[Records to use]:

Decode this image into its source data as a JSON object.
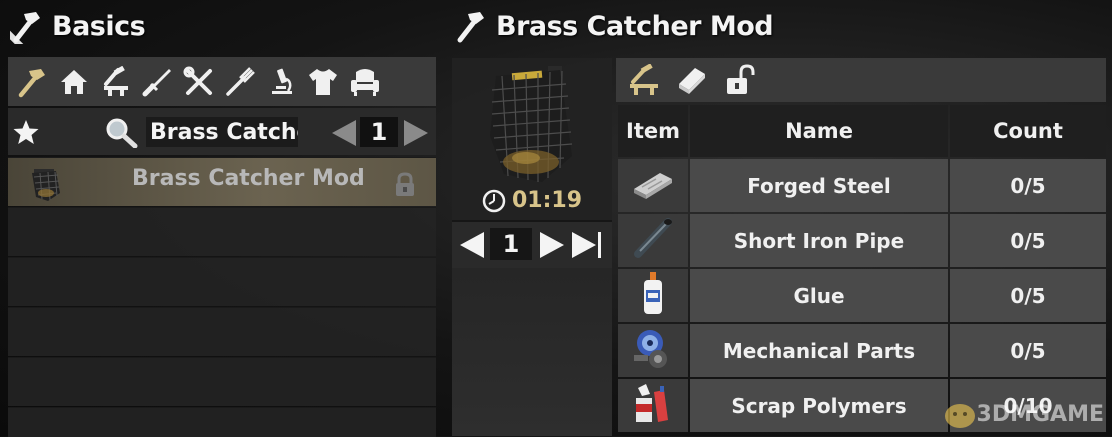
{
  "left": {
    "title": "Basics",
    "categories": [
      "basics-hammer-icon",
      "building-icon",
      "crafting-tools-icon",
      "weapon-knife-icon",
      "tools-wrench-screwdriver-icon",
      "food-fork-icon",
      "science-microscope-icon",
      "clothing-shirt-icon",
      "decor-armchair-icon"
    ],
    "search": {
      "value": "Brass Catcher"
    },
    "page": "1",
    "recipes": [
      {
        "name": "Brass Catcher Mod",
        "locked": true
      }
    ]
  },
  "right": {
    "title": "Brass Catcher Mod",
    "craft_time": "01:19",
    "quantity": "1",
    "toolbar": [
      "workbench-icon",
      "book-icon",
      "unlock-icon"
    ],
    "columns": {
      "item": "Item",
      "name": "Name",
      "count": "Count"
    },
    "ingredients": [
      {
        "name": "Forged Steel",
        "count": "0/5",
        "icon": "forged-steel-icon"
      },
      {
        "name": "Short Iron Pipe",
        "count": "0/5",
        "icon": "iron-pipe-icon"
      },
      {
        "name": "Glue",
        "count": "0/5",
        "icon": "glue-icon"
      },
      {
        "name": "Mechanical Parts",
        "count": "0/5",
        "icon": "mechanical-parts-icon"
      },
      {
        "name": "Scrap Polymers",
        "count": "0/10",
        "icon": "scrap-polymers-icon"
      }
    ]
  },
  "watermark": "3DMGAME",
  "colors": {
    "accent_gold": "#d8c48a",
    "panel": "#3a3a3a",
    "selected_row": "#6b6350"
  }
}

[Task objective]: Write down every line of the data above that includes the string "Brass".

[Final result]:
      "value": "Brass Catcher"
        "name": "Brass Catcher Mod",
    "title": "Brass Catcher Mod",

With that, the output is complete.